● Given instruction:
All the data should be repeated exactly. Any image in it is left out.

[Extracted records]
+ + +
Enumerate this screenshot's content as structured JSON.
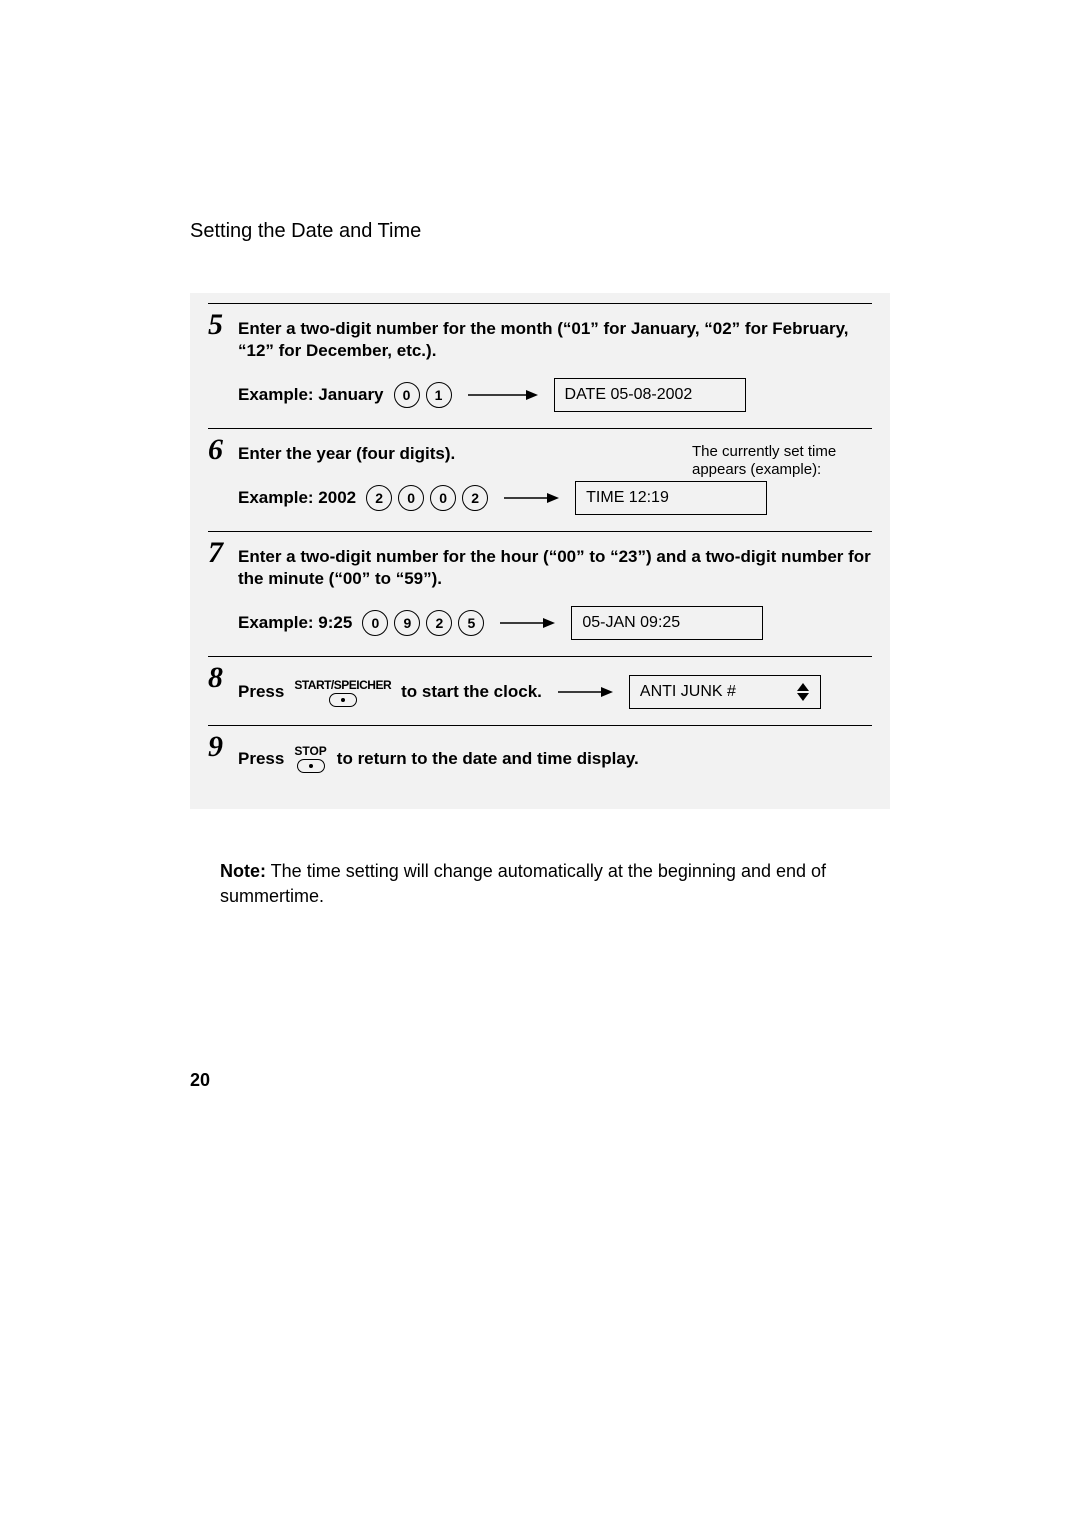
{
  "title": "Setting the Date and Time",
  "page_number": "20",
  "steps": {
    "s5": {
      "num": "5",
      "instruction": "Enter a two-digit number for the month (“01” for January, “02” for February, “12” for December, etc.).",
      "example_label": "Example: January",
      "digits": [
        "0",
        "1"
      ],
      "display": "DATE 05-08-2002"
    },
    "s6": {
      "num": "6",
      "instruction": "Enter the year (four digits).",
      "side_note": "The currently set time appears (example):",
      "example_label": "Example: 2002",
      "digits": [
        "2",
        "0",
        "0",
        "2"
      ],
      "display": "TIME 12:19"
    },
    "s7": {
      "num": "7",
      "instruction": "Enter a two-digit number for the hour (“00” to “23”) and a two-digit number for the minute (“00” to “59”).",
      "example_label": "Example: 9:25",
      "digits": [
        "0",
        "9",
        "2",
        "5"
      ],
      "display": "05-JAN 09:25"
    },
    "s8": {
      "num": "8",
      "press": "Press",
      "key_label": "START/SPEICHER",
      "after": " to start the clock.",
      "display": "ANTI JUNK #"
    },
    "s9": {
      "num": "9",
      "press": "Press",
      "key_label": "STOP",
      "after": " to return to the date and time display."
    }
  },
  "note_label": "Note:",
  "note_text": " The time setting will change automatically at the beginning and end of summertime."
}
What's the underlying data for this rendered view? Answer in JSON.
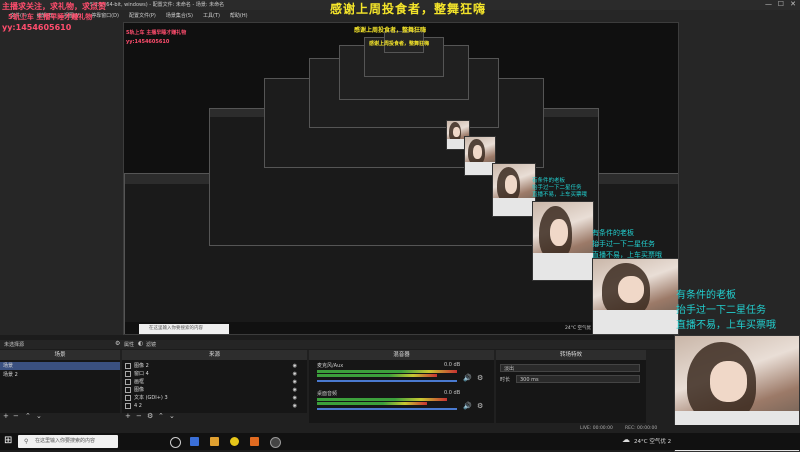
{
  "window": {
    "title_left": "5.2.1 (64-bit, windows) - 配置文件: 未命名 - 场景: 未命名",
    "menus": [
      "文件(F)",
      "编辑(E)",
      "视图(V)",
      "停靠窗口(D)",
      "配置文件(P)",
      "场景集合(S)",
      "工具(T)",
      "帮助(H)"
    ]
  },
  "overlay": {
    "top_banner": "感谢上周投食者，整舞狂嗨",
    "left_line1": "主播求关注，求礼物，求点赞",
    "left_line2": "5轨上车 主播早睡才赚礼物",
    "qq": "yy:1454605610",
    "boss_line1": "有条件的老板",
    "boss_line2": "抬手过一下二星任务",
    "boss_line3": "直播不易，上车买票哦",
    "nested_boss_line1": "有条件的老板",
    "nested_boss_line2": "抬手过一下二星任务",
    "nested_boss_line3": "直播不易，上车买票哦"
  },
  "scene_bar": {
    "label": "未选择源",
    "props": "属性",
    "filters": "滤镜"
  },
  "scenes": {
    "title": "场景",
    "items": [
      "场景",
      "场景 2"
    ]
  },
  "sources": {
    "title": "来源",
    "items": [
      "图像 2",
      "窗口 4",
      "画框",
      "图像",
      "文本 (GDI+) 3",
      "4 2"
    ]
  },
  "mixer": {
    "title": "混音器",
    "ch1_name": "麦克风/Aux",
    "ch1_db": "0.0 dB",
    "ch2_name": "桌面音频",
    "ch2_db": "0.0 dB"
  },
  "transitions": {
    "title": "转场特效",
    "type": "淡出",
    "duration_label": "时长",
    "duration_value": "300 ms"
  },
  "status": {
    "live": "LIVE: 00:00:00",
    "rec": "REC: 00:00:00"
  },
  "taskbar": {
    "search_placeholder": "在这里输入你要搜索的内容",
    "weather": "24°C 空气优 2",
    "nested_weather": "24°C 空气优 2"
  },
  "nested_taskbar": {
    "search_placeholder": "在这里输入你要搜索的内容"
  },
  "colors": {
    "accent_blue": "#3a5080",
    "overlay_red": "#ff4d6d",
    "overlay_yellow": "#f5e52a",
    "overlay_cyan": "#22d0d0"
  }
}
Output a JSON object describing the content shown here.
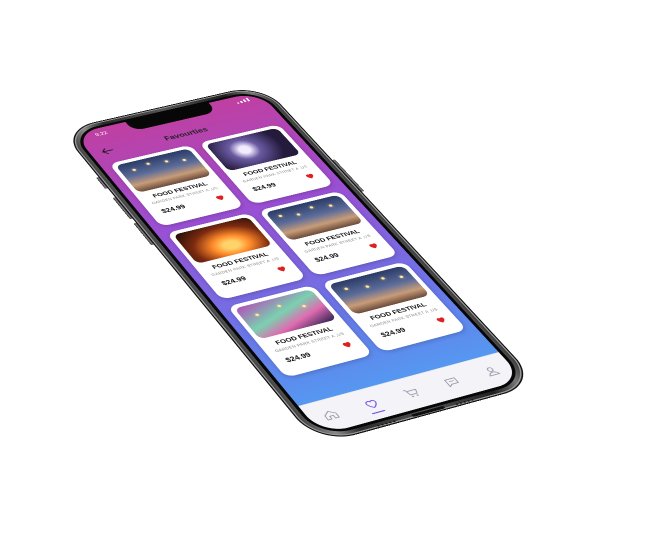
{
  "status_bar": {
    "time": "9:22"
  },
  "header": {
    "back_icon": "arrow-left-icon",
    "title": "Favourties"
  },
  "cards": [
    {
      "image": "night fair",
      "title": "FOOD FESTIVAL",
      "address": "GARDEN PARK STREET A ,US",
      "price": "$24.99",
      "favourite": true
    },
    {
      "image": "party",
      "title": "FOOD FESTIVAL",
      "address": "GARDEN PARK STREET A ,US",
      "price": "$24.99",
      "favourite": true
    },
    {
      "image": "concert",
      "title": "FOOD FESTIVAL",
      "address": "GARDEN PARK STREET A ,US",
      "price": "$24.99",
      "favourite": true
    },
    {
      "image": "night fair",
      "title": "FOOD FESTIVAL",
      "address": "GARDEN PARK STREET A ,US",
      "price": "$24.99",
      "favourite": true
    },
    {
      "image": "party",
      "title": "FOOD FESTIVAL",
      "address": "GARDEN PARK STREET A ,US",
      "price": "$24.99",
      "favourite": true
    },
    {
      "image": "night fair",
      "title": "FOOD FESTIVAL",
      "address": "GARDEN PARK STREET A ,US",
      "price": "$24.99",
      "favourite": true
    }
  ],
  "bottom_nav": {
    "items": [
      {
        "icon": "home-icon",
        "active": false
      },
      {
        "icon": "heart-icon",
        "active": true
      },
      {
        "icon": "cart-icon",
        "active": false
      },
      {
        "icon": "chat-icon",
        "active": false
      },
      {
        "icon": "profile-icon",
        "active": false
      }
    ]
  },
  "colors": {
    "gradient_top": "#c03fa1",
    "gradient_mid": "#9a4fd3",
    "gradient_bottom": "#4da5f4",
    "heart": "#e02020",
    "active_nav": "#7a56e8"
  }
}
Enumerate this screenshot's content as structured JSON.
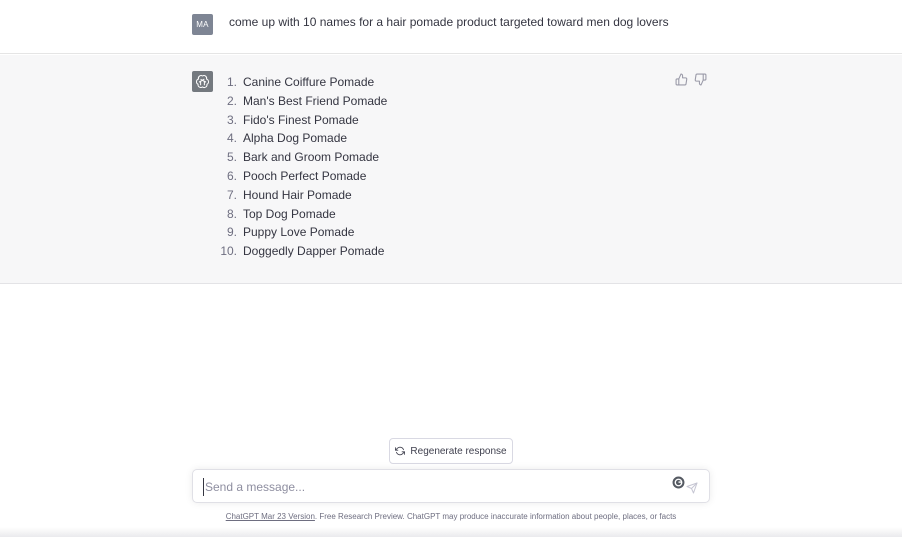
+ + +
● Exercise result:
Enumerate this screenshot's content as structured JSON.
{
  "title": "Setting the Date and Time",
  "page_number": "20",
  "steps": {
    "s5": {
      "num": "5",
      "instruction": "Enter a two-digit number for the month (“01” for January, “02” for February, “12” for December, etc.).",
      "example_label": "Example: January",
      "digits": [
        "0",
        "1"
      ],
      "display": "DATE 05-08-2002"
    },
    "s6": {
      "num": "6",
      "instruction": "Enter the year (four digits).",
      "side_note": "The currently set time appears (example):",
      "example_label": "Example: 2002",
      "digits": [
        "2",
        "0",
        "0",
        "2"
      ],
      "display": "TIME 12:19"
    },
    "s7": {
      "num": "7",
      "instruction": "Enter a two-digit number for the hour (“00” to “23”) and a two-digit number for the minute (“00” to “59”).",
      "example_label": "Example: 9:25",
      "digits": [
        "0",
        "9",
        "2",
        "5"
      ],
      "display": "05-JAN 09:25"
    },
    "s8": {
      "num": "8",
      "press": "Press",
      "key_label": "START/SPEICHER",
      "after": " to start the clock.",
      "display": "ANTI JUNK #"
    },
    "s9": {
      "num": "9",
      "press": "Press",
      "key_label": "STOP",
      "after": " to return to the date and time display."
    }
  },
  "note_label": "Note:",
  "note_text": " The time setting will change automatically at the beginning and end of summertime."
}
What's the underlying data for this rendered view? Answer in JSON.
{
  "window": {
    "title_left": "5.2.1 (64-bit, windows) - 配置文件: 未命名 - 场景: 未命名",
    "menus": [
      "文件(F)",
      "编辑(E)",
      "视图(V)",
      "停靠窗口(D)",
      "配置文件(P)",
      "场景集合(S)",
      "工具(T)",
      "帮助(H)"
    ]
  },
  "overlay": {
    "top_banner": "感谢上周投食者，整舞狂嗨",
    "left_line1": "主播求关注，求礼物，求点赞",
    "left_line2": "5轨上车 主播早睡才赚礼物",
    "qq": "yy:1454605610",
    "boss_line1": "有条件的老板",
    "boss_line2": "抬手过一下二星任务",
    "boss_line3": "直播不易，上车买票哦",
    "nested_boss_line1": "有条件的老板",
    "nested_boss_line2": "抬手过一下二星任务",
    "nested_boss_line3": "直播不易，上车买票哦"
  },
  "scene_bar": {
    "label": "未选择源",
    "props": "属性",
    "filters": "滤镜"
  },
  "scenes": {
    "title": "场景",
    "items": [
      "场景",
      "场景 2"
    ]
  },
  "sources": {
    "title": "来源",
    "items": [
      "图像 2",
      "窗口 4",
      "画框",
      "图像",
      "文本 (GDI+) 3",
      "4 2"
    ]
  },
  "mixer": {
    "title": "混音器",
    "ch1_name": "麦克风/Aux",
    "ch1_db": "0.0 dB",
    "ch2_name": "桌面音频",
    "ch2_db": "0.0 dB"
  },
  "transitions": {
    "title": "转场特效",
    "type": "淡出",
    "duration_label": "时长",
    "duration_value": "300 ms"
  },
  "status": {
    "live": "LIVE: 00:00:00",
    "rec": "REC: 00:00:00"
  },
  "taskbar": {
    "search_placeholder": "在这里输入你要搜索的内容",
    "weather": "24°C 空气优 2",
    "nested_weather": "24°C 空气优 2"
  },
  "nested_taskbar": {
    "search_placeholder": "在这里输入你要搜索的内容"
  },
  "colors": {
    "accent_blue": "#3a5080",
    "overlay_red": "#ff4d6d",
    "overlay_yellow": "#f5e52a",
    "overlay_cyan": "#22d0d0"
  }
}
Output a JSON object describing the content shown here.
{
  "status_bar": {
    "time": "9:22"
  },
  "header": {
    "back_icon": "arrow-left-icon",
    "title": "Favourties"
  },
  "cards": [
    {
      "image": "night fair",
      "title": "FOOD FESTIVAL",
      "address": "GARDEN PARK STREET A ,US",
      "price": "$24.99",
      "favourite": true
    },
    {
      "image": "party",
      "title": "FOOD FESTIVAL",
      "address": "GARDEN PARK STREET A ,US",
      "price": "$24.99",
      "favourite": true
    },
    {
      "image": "concert",
      "title": "FOOD FESTIVAL",
      "address": "GARDEN PARK STREET A ,US",
      "price": "$24.99",
      "favourite": true
    },
    {
      "image": "night fair",
      "title": "FOOD FESTIVAL",
      "address": "GARDEN PARK STREET A ,US",
      "price": "$24.99",
      "favourite": true
    },
    {
      "image": "party",
      "title": "FOOD FESTIVAL",
      "address": "GARDEN PARK STREET A ,US",
      "price": "$24.99",
      "favourite": true
    },
    {
      "image": "night fair",
      "title": "FOOD FESTIVAL",
      "address": "GARDEN PARK STREET A ,US",
      "price": "$24.99",
      "favourite": true
    }
  ],
  "bottom_nav": {
    "items": [
      {
        "icon": "home-icon",
        "active": false
      },
      {
        "icon": "heart-icon",
        "active": true
      },
      {
        "icon": "cart-icon",
        "active": false
      },
      {
        "icon": "chat-icon",
        "active": false
      },
      {
        "icon": "profile-icon",
        "active": false
      }
    ]
  },
  "colors": {
    "gradient_top": "#c03fa1",
    "gradient_mid": "#9a4fd3",
    "gradient_bottom": "#4da5f4",
    "heart": "#e02020",
    "active_nav": "#7a56e8"
  }
}
Enumerate this screenshot's content as structured JSON.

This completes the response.